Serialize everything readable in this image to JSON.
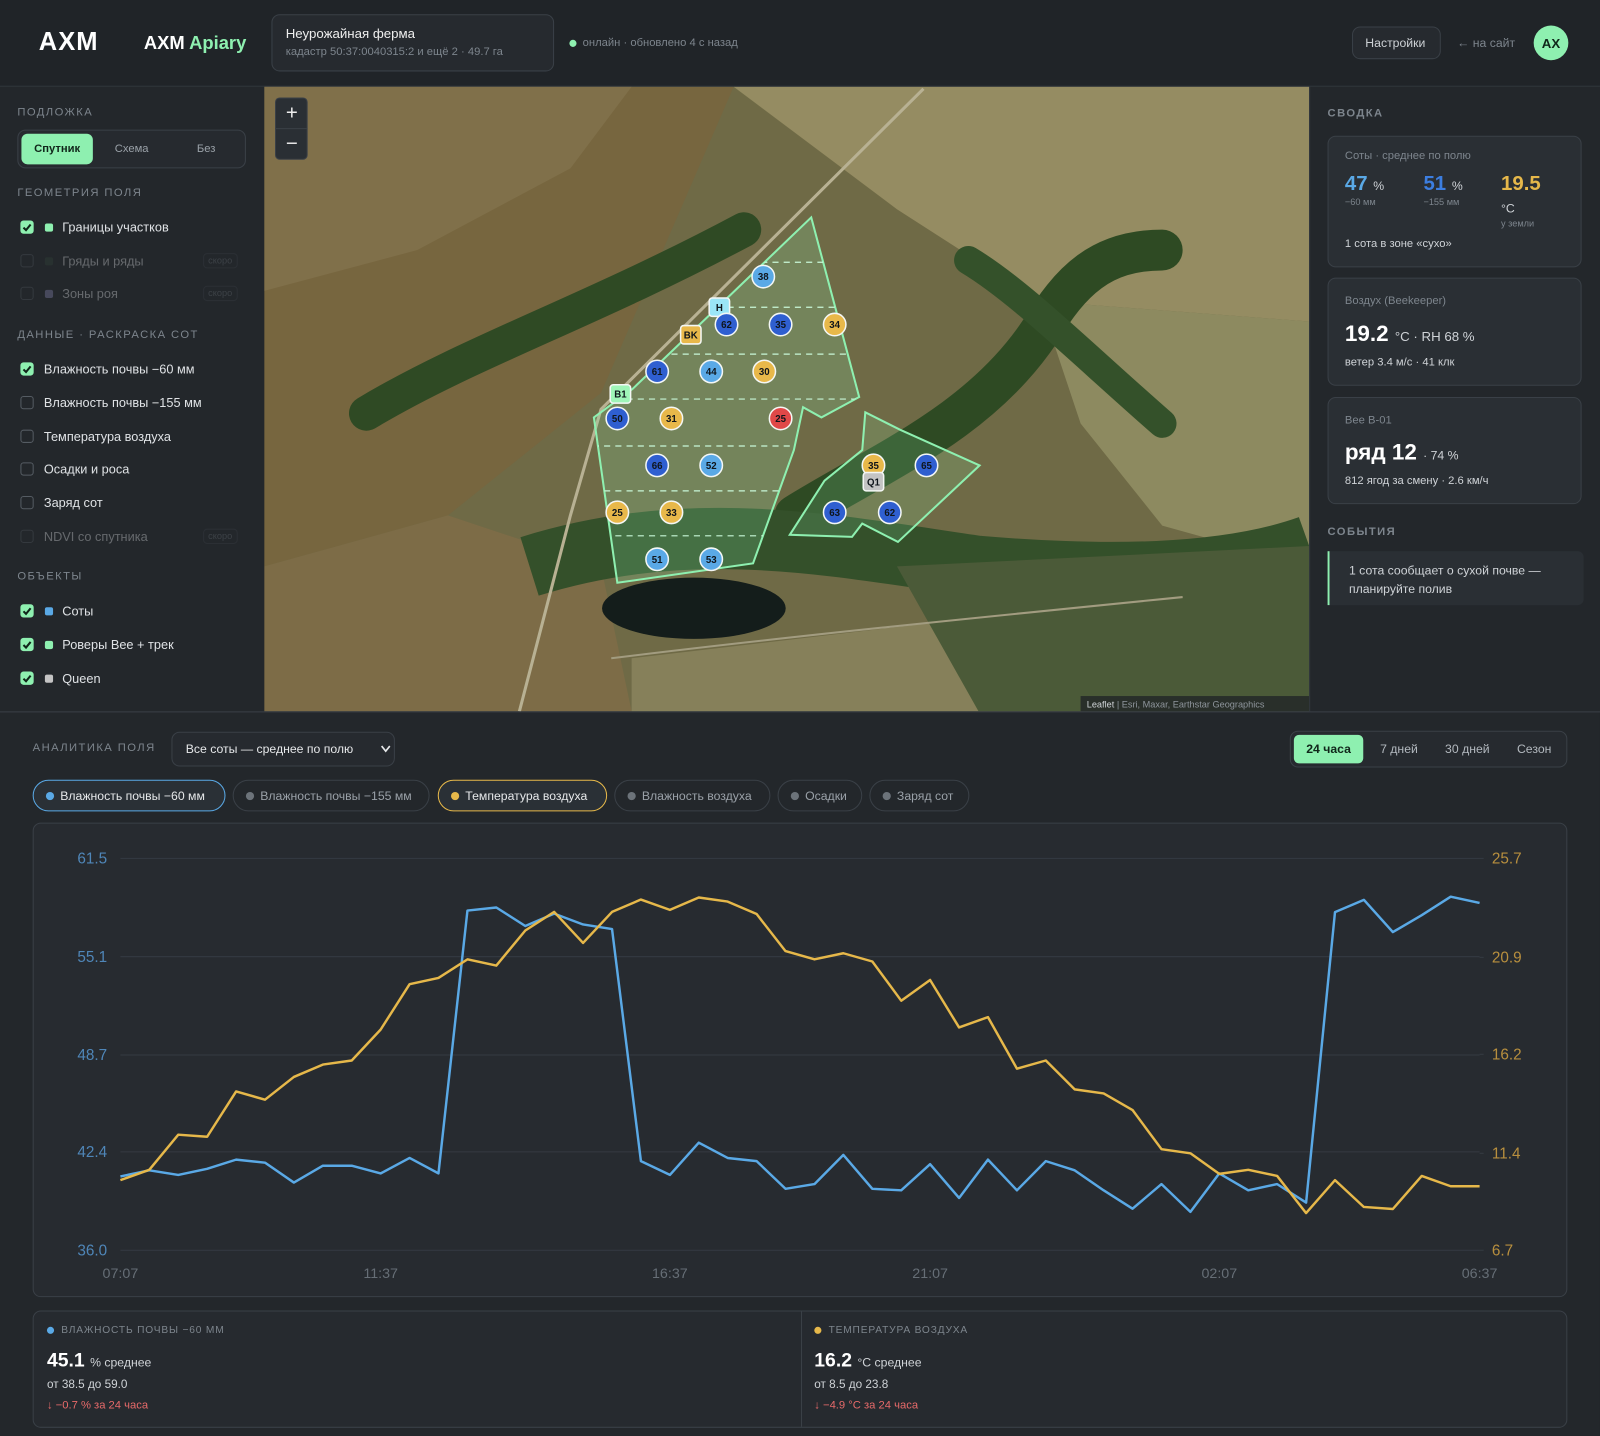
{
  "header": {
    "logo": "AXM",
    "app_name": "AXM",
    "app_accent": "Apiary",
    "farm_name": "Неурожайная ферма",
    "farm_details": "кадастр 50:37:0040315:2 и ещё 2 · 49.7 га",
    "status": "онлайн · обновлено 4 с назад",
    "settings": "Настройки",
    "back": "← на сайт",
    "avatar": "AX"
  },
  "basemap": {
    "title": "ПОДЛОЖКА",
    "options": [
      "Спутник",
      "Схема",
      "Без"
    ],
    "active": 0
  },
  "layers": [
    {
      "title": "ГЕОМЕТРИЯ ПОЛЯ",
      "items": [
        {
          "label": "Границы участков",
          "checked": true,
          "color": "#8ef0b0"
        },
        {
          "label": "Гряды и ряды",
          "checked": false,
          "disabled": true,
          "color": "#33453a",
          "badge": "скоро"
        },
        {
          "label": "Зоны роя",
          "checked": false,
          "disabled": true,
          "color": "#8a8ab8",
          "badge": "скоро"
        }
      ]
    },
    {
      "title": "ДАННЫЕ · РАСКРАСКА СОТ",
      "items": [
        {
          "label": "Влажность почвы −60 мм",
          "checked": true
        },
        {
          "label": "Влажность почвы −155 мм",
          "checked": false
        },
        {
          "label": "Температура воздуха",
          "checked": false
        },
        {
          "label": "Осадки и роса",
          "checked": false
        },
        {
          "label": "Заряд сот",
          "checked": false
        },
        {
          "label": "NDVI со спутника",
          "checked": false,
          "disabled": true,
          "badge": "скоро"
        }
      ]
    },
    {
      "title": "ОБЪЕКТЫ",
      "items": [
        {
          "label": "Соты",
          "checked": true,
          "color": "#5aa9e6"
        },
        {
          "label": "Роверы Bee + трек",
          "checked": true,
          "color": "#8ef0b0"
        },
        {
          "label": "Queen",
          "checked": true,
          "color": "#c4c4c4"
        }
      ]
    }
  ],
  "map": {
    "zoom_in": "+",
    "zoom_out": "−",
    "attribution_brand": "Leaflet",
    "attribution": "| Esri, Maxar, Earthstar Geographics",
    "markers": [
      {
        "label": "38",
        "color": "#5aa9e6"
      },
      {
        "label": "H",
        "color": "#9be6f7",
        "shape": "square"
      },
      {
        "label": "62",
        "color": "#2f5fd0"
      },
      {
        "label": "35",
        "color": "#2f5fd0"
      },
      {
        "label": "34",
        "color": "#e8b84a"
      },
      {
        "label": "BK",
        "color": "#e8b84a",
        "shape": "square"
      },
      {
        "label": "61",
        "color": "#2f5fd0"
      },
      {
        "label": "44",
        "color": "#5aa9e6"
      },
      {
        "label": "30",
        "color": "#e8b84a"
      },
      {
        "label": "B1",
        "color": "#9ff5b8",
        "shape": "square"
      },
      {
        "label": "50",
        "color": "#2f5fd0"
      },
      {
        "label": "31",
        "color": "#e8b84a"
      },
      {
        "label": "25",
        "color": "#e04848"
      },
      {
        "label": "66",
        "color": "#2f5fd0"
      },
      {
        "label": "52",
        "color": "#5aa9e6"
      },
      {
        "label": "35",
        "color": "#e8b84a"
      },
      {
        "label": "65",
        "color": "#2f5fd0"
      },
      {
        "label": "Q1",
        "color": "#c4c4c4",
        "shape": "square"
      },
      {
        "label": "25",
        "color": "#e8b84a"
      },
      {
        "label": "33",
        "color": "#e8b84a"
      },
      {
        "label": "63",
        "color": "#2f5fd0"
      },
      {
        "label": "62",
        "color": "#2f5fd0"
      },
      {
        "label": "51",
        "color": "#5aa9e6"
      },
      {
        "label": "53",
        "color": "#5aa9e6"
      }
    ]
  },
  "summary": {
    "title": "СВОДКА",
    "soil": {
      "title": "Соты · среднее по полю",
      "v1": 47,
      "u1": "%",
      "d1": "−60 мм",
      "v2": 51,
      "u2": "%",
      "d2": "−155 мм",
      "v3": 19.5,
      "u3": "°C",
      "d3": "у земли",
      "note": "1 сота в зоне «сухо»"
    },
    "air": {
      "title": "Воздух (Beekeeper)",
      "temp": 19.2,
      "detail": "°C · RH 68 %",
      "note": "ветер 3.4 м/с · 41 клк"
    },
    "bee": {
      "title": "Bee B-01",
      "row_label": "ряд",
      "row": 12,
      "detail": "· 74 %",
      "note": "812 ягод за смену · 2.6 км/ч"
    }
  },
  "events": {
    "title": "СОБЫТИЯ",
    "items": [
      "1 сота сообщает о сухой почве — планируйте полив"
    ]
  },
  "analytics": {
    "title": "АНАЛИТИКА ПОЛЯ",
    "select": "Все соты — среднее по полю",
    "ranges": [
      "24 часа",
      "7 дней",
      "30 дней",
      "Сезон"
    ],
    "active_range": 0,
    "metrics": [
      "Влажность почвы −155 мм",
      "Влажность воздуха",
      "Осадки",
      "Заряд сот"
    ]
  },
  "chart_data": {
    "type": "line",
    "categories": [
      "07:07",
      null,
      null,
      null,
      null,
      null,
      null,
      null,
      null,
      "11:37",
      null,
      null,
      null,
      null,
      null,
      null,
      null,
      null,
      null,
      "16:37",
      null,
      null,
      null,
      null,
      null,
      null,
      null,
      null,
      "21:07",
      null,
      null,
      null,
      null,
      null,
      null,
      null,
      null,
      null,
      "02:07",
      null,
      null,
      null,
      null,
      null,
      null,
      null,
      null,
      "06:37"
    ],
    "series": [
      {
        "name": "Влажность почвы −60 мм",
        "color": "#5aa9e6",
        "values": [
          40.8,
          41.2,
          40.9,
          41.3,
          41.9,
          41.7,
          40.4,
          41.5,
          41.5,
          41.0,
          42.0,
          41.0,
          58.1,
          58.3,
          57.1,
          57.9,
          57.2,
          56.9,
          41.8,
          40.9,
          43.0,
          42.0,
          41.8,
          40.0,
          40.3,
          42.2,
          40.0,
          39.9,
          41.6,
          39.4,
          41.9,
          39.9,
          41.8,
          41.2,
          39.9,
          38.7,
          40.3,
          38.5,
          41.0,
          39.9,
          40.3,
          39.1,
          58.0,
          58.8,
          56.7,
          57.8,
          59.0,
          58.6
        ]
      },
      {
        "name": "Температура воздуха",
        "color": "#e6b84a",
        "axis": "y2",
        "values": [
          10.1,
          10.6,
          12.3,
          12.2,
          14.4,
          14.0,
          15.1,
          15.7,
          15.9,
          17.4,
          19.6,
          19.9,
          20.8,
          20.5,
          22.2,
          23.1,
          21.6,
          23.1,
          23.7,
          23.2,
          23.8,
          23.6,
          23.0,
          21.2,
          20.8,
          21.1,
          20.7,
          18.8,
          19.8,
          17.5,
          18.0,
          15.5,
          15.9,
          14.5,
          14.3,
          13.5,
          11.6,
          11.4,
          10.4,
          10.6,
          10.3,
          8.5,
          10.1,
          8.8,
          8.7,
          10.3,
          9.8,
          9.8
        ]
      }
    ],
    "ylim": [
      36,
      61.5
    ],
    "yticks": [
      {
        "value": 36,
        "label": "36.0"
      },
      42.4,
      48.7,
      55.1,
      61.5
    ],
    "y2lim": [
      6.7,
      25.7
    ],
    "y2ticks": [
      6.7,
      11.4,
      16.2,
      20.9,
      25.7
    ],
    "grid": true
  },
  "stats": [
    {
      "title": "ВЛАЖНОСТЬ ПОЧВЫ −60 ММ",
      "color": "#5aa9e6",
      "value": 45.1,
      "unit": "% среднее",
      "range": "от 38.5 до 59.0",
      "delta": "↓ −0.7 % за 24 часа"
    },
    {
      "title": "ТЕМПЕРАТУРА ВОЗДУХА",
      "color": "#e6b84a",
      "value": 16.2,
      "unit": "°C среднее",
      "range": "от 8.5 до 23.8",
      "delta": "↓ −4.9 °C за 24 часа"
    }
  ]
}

***

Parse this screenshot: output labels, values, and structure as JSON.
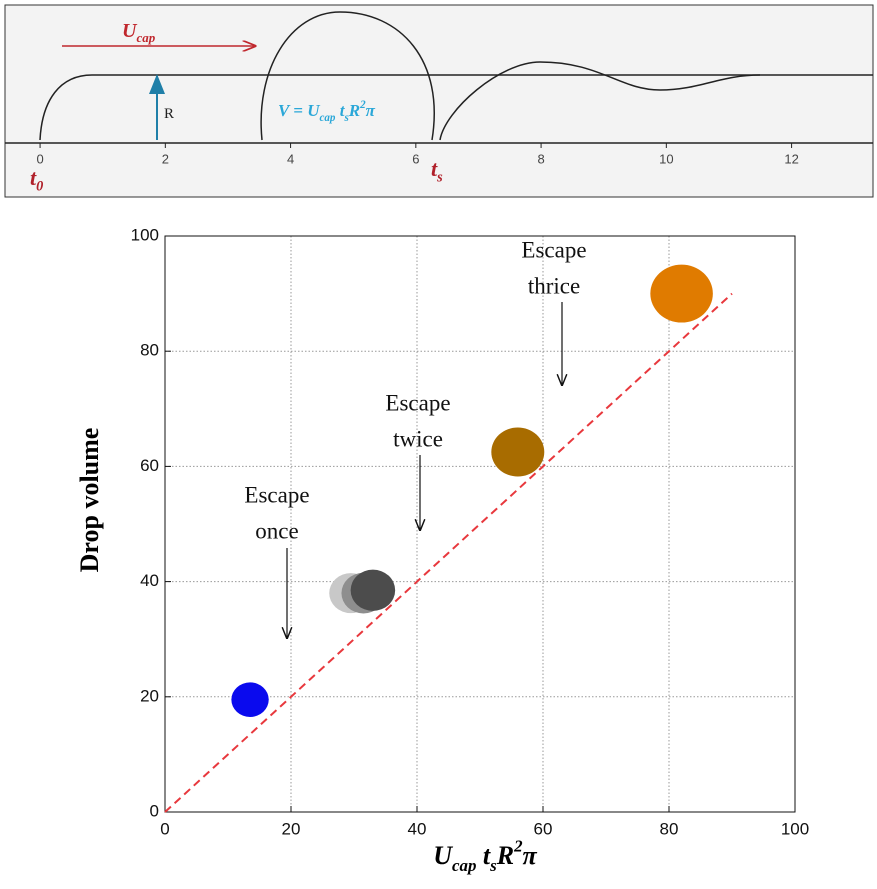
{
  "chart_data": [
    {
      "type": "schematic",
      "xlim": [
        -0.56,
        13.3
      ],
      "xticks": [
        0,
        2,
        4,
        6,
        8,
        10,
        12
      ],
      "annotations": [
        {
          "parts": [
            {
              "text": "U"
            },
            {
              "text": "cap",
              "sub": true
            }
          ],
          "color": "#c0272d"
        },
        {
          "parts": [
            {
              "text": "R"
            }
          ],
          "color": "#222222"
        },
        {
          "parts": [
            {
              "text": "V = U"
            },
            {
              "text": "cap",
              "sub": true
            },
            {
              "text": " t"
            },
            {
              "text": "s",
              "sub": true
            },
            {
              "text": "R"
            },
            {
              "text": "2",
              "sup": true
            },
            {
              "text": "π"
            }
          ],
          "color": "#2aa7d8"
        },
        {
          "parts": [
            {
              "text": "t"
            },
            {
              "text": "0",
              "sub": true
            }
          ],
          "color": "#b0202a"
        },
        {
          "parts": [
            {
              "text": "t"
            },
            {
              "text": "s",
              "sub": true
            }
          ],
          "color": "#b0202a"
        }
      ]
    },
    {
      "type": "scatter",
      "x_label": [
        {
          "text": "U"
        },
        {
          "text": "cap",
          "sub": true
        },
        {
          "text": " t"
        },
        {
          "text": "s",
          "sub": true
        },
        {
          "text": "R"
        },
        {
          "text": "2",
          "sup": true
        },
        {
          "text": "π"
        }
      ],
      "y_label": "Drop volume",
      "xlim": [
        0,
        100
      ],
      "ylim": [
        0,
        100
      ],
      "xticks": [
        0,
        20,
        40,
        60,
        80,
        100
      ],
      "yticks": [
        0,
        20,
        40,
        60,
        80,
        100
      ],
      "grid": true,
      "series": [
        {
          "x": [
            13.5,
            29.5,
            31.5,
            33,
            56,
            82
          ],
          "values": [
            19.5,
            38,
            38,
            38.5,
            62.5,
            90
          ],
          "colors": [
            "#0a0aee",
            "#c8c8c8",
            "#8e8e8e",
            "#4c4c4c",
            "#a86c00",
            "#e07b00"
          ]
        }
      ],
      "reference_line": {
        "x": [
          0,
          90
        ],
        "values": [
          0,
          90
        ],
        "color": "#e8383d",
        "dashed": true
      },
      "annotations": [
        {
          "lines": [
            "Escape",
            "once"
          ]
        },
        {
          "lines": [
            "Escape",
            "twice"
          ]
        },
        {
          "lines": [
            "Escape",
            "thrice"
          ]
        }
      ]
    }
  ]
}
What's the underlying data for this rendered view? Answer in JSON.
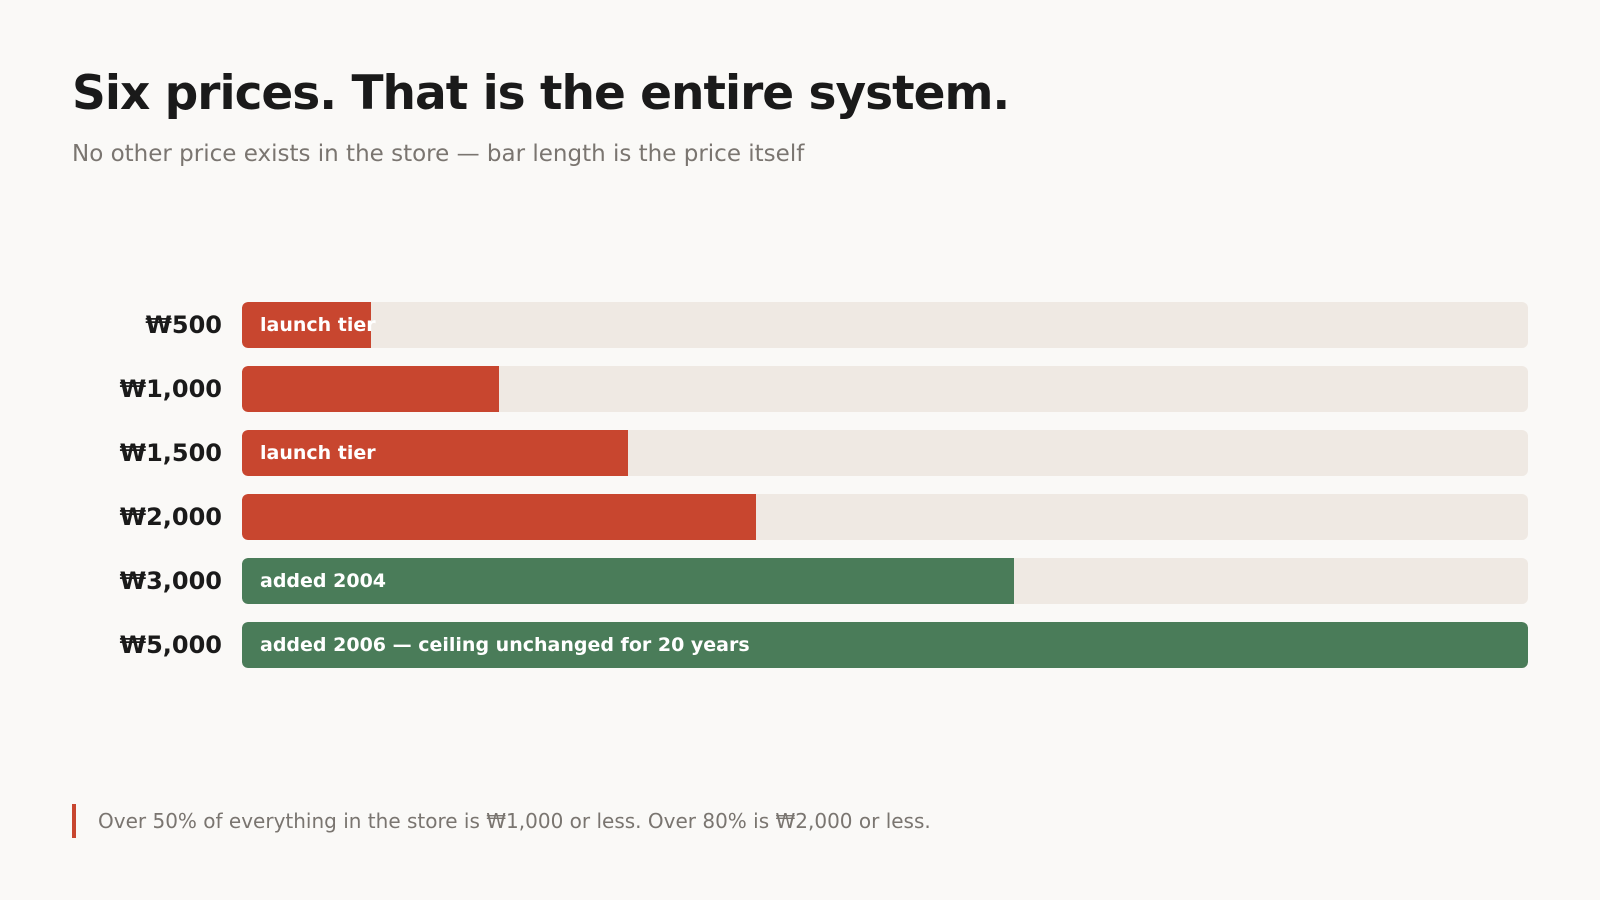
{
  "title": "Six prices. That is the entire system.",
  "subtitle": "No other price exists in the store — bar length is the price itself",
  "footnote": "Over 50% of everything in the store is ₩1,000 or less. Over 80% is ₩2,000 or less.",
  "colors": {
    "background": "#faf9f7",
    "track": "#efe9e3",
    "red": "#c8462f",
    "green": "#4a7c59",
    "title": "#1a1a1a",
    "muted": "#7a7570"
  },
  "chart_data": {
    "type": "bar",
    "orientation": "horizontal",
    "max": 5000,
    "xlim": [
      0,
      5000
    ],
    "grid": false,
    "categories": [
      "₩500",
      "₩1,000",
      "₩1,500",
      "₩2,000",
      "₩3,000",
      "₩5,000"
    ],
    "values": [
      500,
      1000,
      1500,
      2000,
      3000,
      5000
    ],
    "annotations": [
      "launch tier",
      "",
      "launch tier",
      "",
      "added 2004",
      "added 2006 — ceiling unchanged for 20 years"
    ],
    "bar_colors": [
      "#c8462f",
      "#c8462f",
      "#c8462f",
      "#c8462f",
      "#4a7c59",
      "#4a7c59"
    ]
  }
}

***

**EXERCISE INSTRUCTIONS**
Pull out all lines from the listing that contain the string "everything".

**EXPECTED ANSWER**
Serialize everything readable in this image to JSON.
  "footnote": "Over 50% of everything in the store is ₩1,000 or less. Over 80% is ₩2,000 or less.",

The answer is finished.